▸ **Exercise brief**:
Using the records that follow, copy every line containing the word "ylabel".

▸ **Data shown**:
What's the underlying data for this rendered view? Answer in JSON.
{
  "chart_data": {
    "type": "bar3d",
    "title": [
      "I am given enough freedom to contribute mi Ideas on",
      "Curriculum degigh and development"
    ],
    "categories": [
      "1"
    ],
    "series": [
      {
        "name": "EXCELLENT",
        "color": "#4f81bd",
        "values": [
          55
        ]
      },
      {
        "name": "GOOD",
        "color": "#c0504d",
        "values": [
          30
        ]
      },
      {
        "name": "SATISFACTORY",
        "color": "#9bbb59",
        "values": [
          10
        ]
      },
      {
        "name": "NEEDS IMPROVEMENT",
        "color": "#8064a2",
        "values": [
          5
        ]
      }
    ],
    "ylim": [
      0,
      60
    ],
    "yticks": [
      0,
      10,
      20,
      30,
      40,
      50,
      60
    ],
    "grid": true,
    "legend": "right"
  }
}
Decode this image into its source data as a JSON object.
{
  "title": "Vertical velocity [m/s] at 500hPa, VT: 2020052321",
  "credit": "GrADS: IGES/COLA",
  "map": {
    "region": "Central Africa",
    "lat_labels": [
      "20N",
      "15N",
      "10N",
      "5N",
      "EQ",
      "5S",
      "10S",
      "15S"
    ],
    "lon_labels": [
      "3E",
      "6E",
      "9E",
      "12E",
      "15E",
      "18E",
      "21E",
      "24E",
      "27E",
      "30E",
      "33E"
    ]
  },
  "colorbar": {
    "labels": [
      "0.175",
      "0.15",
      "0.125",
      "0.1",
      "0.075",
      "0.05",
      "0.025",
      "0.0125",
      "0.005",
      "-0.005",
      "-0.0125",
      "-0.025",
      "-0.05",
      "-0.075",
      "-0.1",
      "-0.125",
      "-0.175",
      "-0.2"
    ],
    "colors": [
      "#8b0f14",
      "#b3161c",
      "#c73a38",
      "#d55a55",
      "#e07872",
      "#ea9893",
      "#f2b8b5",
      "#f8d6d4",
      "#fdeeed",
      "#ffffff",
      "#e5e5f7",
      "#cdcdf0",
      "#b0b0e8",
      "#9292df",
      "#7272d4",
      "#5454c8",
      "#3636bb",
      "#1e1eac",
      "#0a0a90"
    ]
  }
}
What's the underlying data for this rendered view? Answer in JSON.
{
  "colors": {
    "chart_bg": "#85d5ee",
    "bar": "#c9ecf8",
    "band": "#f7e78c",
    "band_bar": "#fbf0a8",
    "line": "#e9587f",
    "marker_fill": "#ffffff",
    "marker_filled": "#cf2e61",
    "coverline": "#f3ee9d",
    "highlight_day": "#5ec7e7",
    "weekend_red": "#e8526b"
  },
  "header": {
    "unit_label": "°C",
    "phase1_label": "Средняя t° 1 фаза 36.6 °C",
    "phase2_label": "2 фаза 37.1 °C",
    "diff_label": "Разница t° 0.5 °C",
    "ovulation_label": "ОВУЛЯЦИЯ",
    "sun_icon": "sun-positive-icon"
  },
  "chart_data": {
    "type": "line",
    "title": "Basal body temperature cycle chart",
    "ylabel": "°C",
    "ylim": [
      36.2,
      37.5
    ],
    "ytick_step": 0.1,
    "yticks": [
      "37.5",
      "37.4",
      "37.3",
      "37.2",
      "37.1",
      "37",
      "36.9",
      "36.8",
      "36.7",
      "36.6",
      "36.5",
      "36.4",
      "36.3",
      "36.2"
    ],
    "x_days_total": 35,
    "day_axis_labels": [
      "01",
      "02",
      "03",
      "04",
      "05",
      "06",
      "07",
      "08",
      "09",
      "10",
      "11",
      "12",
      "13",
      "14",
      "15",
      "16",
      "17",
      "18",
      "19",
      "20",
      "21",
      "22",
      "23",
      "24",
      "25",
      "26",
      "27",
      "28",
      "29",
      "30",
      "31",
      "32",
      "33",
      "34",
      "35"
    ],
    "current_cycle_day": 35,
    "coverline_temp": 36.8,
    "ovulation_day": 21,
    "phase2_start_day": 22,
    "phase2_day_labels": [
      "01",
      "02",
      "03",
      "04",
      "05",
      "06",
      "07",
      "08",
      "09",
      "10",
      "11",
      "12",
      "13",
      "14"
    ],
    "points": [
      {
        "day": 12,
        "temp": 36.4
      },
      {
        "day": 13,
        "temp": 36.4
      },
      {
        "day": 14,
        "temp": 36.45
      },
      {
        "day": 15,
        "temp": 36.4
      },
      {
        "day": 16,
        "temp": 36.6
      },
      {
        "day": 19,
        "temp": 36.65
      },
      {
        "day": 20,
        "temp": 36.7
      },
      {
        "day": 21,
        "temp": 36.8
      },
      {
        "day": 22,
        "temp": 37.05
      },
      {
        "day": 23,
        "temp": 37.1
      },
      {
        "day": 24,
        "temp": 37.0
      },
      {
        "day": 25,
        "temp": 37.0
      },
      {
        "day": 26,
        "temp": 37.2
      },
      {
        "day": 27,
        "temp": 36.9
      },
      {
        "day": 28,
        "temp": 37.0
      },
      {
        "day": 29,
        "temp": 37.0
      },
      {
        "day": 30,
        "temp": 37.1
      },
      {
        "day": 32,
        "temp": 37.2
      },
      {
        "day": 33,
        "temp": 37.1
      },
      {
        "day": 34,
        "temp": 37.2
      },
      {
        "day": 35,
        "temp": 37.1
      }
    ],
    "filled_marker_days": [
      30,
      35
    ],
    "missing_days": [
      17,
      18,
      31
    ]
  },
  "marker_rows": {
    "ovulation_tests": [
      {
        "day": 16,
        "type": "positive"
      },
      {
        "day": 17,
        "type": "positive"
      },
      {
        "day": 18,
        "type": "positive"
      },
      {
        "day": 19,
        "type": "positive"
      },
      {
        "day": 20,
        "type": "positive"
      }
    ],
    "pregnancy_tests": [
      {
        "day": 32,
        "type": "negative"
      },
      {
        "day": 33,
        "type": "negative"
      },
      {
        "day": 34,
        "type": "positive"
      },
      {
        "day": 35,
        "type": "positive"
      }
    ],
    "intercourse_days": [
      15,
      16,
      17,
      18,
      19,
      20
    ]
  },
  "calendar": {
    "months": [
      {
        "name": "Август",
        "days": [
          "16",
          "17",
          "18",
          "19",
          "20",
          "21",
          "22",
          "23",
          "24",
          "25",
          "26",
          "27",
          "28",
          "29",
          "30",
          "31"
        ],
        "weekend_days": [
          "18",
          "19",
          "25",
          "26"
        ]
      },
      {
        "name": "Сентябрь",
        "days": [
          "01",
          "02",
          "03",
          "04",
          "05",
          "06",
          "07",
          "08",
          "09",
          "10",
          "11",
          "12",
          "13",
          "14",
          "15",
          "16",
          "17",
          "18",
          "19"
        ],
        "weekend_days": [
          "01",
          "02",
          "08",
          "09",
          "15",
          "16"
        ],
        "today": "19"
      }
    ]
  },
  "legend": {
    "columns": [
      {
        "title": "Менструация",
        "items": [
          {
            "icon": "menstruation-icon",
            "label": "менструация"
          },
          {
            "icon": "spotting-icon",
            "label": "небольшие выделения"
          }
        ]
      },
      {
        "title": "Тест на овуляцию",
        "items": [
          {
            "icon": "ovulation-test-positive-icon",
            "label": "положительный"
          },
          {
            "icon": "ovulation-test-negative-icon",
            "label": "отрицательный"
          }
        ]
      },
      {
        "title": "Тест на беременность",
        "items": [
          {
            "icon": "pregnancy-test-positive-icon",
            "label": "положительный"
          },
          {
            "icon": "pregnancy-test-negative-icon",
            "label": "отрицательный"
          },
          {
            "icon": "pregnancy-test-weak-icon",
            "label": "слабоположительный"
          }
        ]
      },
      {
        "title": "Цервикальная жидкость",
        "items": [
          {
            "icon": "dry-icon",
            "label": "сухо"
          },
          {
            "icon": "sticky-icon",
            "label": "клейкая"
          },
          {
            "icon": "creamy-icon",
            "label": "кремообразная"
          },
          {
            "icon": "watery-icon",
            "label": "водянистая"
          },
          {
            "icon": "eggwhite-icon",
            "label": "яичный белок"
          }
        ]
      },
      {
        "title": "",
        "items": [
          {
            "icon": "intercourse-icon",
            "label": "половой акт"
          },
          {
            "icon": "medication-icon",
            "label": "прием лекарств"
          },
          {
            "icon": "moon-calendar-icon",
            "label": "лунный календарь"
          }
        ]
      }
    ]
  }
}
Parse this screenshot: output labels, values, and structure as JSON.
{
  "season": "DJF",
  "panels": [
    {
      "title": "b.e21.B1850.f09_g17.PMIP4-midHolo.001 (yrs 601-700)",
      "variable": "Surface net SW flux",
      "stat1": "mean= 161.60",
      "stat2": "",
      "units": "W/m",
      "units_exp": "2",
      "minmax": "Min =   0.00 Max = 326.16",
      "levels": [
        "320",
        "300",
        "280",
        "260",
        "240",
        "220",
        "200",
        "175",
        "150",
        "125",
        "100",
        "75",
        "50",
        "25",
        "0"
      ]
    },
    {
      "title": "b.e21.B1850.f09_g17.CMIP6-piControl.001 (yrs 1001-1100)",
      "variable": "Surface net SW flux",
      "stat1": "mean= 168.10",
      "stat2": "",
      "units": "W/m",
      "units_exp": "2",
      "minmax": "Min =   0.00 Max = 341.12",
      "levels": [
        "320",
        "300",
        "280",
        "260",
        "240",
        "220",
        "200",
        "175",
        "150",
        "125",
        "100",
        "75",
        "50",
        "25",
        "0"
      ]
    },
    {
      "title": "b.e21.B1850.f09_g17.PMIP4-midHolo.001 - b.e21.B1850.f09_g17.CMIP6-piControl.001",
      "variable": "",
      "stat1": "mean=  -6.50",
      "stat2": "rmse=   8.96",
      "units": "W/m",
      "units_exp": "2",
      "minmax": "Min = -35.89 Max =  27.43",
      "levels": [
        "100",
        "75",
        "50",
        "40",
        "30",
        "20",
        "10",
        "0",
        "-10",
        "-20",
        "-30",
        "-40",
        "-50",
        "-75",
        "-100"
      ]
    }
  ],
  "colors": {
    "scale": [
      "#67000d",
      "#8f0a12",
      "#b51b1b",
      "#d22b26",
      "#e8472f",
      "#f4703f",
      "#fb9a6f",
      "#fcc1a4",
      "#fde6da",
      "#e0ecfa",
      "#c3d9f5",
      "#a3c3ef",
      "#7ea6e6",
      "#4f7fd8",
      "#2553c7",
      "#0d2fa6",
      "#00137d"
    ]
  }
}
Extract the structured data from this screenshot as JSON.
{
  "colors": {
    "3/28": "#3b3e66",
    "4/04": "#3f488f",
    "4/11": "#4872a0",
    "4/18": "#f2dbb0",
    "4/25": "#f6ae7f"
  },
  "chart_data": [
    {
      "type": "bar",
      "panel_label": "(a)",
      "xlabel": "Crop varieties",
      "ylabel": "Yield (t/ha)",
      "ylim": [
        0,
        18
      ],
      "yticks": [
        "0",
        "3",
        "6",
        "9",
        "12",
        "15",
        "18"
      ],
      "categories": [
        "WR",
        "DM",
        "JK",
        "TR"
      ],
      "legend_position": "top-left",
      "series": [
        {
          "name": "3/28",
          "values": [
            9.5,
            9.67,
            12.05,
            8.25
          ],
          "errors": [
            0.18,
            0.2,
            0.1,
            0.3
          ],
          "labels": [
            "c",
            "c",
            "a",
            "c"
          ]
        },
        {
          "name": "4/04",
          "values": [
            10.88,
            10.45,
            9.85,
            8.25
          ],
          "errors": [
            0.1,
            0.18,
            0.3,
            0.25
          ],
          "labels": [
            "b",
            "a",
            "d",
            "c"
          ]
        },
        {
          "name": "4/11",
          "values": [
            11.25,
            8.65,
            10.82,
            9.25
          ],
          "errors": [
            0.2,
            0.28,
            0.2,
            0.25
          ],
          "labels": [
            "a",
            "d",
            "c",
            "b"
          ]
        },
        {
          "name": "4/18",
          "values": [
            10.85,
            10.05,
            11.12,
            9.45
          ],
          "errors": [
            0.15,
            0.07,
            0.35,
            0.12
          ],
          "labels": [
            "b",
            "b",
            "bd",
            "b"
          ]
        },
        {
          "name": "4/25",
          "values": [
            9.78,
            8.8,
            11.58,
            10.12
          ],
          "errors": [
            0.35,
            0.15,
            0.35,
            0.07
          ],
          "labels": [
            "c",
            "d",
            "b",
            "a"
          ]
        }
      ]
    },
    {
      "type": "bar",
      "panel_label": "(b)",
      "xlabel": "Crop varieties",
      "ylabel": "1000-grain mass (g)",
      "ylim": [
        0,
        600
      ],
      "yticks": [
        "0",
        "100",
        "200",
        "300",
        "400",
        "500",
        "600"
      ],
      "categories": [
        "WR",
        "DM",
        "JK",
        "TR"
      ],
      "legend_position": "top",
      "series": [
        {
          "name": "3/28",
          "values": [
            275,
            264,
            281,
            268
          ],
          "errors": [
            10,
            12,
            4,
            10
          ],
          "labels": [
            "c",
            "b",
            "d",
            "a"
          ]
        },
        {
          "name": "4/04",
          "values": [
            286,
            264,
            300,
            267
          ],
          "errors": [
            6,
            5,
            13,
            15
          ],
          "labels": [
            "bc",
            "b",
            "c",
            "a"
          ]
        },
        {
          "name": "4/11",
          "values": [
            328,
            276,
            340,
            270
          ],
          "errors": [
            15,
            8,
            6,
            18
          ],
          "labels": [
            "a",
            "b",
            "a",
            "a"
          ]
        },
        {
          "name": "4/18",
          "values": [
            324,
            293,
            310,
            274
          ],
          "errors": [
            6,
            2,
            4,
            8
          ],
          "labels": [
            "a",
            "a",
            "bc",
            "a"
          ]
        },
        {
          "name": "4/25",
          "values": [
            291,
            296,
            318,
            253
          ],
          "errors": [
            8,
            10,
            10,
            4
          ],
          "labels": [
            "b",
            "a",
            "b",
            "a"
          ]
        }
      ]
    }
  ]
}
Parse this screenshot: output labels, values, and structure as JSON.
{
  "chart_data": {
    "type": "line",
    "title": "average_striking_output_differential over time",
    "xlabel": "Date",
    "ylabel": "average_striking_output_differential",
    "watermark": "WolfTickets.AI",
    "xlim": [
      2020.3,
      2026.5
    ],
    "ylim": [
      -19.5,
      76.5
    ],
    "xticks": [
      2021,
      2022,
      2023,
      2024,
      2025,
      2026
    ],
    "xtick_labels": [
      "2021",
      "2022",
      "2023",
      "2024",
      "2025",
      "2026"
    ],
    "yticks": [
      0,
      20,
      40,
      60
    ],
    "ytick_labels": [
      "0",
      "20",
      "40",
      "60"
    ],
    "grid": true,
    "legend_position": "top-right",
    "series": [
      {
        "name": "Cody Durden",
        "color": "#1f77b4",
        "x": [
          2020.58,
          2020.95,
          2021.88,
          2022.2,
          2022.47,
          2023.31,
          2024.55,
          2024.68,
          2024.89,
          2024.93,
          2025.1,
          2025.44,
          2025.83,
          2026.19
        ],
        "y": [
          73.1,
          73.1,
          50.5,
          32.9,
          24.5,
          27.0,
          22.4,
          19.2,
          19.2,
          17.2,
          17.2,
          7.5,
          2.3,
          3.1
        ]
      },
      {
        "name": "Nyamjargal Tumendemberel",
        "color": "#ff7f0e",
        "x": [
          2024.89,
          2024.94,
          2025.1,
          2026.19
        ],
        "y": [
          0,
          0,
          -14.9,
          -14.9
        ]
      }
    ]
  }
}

▸ **Exercise answer**:
    "ylabel": "°C",
      "ylabel": "Yield (t/ha)",
      "ylabel": "1000-grain mass (g)",
    "ylabel": "average_striking_output_differential",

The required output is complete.